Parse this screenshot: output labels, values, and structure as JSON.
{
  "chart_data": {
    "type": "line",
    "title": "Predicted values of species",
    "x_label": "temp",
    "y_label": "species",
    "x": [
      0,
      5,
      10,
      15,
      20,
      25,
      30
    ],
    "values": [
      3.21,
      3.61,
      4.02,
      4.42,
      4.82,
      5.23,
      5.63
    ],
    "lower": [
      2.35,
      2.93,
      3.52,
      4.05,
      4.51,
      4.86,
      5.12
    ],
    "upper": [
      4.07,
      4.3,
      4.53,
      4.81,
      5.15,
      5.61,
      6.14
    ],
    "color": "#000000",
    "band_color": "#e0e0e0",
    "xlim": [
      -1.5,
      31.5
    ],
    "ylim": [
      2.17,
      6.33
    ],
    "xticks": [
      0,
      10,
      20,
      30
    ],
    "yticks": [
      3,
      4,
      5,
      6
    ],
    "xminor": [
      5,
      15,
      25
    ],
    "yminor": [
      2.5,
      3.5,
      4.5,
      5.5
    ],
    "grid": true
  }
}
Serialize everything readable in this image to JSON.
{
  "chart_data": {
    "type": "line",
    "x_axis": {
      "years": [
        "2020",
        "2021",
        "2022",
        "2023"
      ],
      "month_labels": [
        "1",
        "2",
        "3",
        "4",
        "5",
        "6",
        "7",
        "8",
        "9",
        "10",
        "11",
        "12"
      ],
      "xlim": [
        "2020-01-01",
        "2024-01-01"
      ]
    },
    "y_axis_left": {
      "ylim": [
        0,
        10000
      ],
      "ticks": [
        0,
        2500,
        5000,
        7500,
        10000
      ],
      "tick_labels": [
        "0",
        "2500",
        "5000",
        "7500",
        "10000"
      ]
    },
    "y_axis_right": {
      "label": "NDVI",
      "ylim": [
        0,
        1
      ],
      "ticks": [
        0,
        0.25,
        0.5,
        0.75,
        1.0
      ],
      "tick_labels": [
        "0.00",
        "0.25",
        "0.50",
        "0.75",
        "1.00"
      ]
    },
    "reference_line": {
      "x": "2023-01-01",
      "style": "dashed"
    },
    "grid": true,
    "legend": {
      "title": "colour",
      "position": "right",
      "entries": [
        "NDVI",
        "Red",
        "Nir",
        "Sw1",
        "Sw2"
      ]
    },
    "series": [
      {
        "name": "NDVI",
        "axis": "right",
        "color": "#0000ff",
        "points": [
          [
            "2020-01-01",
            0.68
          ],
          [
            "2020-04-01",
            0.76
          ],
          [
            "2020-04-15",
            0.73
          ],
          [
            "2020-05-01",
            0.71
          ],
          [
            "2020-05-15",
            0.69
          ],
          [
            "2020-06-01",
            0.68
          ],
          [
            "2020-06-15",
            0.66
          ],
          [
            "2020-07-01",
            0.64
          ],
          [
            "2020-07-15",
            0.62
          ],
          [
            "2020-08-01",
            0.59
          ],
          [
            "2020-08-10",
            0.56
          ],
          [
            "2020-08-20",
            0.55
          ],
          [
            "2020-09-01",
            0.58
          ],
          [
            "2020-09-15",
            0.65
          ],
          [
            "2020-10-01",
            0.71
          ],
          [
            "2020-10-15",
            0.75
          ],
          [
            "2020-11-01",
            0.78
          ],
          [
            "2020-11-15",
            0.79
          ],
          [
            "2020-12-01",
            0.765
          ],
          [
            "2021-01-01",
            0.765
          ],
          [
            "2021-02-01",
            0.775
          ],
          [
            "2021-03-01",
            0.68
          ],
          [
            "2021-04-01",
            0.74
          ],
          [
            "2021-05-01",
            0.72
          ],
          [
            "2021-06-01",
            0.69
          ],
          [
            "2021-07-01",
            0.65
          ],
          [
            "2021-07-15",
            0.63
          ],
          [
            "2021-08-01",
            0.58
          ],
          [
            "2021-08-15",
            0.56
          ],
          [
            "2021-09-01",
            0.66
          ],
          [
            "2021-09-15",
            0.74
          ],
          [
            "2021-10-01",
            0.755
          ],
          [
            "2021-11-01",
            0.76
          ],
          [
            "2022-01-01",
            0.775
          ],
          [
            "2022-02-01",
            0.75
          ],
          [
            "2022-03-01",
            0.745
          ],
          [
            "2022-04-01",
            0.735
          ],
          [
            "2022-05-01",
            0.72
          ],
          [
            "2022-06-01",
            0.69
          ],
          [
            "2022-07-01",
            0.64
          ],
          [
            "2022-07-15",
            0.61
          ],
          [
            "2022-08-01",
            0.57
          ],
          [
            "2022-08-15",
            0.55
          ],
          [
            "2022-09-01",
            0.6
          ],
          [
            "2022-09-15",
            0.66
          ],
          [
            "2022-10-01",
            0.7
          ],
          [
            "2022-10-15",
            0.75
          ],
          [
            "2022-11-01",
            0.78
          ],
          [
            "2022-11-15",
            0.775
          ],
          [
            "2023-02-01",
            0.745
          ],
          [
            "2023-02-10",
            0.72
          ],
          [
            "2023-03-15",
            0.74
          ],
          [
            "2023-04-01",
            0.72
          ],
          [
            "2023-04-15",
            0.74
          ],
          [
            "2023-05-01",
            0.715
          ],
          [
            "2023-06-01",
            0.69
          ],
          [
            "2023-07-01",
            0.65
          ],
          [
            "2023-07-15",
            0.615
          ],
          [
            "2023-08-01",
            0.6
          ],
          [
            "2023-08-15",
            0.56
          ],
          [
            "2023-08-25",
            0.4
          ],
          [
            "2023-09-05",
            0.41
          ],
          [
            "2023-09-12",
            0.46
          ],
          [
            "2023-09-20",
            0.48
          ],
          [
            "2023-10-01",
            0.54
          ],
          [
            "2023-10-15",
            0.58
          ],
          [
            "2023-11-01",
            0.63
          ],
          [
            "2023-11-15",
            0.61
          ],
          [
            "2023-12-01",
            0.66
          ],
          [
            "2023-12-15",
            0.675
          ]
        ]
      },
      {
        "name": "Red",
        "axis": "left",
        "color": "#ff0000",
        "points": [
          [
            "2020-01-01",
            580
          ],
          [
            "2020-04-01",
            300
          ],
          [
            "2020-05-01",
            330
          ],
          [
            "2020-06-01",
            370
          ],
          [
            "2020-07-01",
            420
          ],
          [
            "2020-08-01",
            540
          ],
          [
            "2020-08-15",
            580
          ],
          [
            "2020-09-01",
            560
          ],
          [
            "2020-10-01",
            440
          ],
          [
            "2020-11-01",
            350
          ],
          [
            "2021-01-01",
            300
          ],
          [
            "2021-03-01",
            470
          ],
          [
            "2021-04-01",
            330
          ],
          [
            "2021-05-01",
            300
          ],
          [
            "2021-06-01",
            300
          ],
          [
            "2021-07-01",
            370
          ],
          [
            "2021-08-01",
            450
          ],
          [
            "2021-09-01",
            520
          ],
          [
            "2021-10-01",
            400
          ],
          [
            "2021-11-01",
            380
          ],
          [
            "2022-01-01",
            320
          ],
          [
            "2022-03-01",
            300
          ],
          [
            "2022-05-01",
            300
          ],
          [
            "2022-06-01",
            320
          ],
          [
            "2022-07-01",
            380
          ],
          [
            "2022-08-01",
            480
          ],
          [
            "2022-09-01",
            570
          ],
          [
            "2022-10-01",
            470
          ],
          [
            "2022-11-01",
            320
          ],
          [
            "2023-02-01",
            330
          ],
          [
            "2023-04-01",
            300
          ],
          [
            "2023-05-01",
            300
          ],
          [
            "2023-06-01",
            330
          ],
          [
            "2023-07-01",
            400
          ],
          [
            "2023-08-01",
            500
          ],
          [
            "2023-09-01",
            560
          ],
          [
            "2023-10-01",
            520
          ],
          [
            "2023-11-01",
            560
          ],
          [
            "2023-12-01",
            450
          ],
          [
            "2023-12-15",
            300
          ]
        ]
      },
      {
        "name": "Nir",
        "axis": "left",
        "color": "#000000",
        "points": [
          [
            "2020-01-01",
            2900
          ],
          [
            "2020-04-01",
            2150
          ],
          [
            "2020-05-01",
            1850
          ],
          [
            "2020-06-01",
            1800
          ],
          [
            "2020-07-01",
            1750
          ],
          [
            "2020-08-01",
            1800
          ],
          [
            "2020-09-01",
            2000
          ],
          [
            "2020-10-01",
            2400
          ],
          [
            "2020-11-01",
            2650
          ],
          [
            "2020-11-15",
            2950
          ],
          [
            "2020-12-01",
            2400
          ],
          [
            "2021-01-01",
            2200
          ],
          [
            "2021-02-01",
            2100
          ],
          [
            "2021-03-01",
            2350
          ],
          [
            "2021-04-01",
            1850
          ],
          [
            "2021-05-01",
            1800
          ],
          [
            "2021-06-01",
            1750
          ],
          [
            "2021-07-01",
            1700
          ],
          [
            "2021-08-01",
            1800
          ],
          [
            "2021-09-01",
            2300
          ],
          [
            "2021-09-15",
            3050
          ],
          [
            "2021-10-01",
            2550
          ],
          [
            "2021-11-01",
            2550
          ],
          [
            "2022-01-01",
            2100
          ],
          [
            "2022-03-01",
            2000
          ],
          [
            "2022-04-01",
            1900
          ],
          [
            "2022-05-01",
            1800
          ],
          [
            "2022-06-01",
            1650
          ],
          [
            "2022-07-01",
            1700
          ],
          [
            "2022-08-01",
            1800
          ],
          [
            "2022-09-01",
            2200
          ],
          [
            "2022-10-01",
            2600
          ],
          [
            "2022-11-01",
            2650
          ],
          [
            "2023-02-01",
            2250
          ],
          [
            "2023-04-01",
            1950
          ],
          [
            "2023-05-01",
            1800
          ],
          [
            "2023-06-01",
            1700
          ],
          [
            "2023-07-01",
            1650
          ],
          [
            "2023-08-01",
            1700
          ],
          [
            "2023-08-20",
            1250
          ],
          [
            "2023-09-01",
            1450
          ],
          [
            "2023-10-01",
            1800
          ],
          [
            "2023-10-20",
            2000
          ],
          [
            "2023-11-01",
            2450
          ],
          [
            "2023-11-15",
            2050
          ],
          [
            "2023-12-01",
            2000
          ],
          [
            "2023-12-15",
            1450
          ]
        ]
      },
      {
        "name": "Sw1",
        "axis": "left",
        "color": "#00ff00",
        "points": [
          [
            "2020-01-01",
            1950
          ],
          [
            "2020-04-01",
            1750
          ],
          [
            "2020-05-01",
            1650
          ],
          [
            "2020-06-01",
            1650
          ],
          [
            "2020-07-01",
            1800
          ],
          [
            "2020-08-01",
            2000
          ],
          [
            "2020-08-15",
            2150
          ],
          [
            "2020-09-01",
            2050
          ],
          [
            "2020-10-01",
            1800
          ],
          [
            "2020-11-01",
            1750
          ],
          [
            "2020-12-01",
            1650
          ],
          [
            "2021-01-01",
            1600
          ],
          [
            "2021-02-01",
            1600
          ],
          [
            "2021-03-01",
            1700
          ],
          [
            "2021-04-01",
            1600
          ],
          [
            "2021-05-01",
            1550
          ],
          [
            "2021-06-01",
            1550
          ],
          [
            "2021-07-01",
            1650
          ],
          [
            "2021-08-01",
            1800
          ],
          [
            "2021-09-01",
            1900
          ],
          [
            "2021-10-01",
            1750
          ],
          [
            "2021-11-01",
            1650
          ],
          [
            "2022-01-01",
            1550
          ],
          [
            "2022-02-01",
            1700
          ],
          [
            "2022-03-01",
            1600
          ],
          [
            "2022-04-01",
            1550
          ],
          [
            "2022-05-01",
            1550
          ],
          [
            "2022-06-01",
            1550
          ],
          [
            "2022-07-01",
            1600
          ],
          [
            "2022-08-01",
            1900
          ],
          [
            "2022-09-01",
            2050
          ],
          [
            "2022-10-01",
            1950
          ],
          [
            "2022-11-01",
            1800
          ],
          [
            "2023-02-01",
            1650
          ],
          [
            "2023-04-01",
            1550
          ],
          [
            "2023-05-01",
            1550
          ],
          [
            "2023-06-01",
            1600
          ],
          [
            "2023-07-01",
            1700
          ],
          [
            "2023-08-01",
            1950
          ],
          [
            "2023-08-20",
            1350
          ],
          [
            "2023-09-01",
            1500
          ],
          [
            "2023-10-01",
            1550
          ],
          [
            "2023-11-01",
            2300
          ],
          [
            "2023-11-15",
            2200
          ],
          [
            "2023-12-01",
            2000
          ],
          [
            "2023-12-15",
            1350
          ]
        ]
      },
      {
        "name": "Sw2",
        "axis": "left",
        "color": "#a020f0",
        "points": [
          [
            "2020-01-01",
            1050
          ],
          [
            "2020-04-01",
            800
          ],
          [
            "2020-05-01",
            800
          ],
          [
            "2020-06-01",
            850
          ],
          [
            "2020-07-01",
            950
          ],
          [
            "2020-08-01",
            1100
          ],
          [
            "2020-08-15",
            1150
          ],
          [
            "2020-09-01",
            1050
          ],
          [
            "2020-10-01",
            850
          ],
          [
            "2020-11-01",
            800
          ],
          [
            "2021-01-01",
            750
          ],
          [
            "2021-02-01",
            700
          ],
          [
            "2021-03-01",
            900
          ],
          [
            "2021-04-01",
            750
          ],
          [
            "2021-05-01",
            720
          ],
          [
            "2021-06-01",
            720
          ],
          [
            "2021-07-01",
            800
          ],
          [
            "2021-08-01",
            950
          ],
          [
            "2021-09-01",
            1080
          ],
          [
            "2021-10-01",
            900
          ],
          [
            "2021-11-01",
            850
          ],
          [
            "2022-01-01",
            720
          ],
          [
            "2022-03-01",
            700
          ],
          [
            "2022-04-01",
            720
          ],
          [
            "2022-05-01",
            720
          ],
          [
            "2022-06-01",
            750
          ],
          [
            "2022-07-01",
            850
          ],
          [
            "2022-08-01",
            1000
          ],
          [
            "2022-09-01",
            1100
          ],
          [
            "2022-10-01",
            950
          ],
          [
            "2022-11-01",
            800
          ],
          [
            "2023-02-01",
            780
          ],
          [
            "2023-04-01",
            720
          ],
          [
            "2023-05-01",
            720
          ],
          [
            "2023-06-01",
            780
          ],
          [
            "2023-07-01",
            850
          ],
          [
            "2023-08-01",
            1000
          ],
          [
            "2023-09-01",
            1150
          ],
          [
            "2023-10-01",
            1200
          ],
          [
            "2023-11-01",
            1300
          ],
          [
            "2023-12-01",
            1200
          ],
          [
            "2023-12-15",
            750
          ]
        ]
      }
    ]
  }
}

• _Task statement_
Within the listing above, find every line containing the string "species" and return it.

• _Response below_
    "title": "Predicted values of species",
    "y_label": "species",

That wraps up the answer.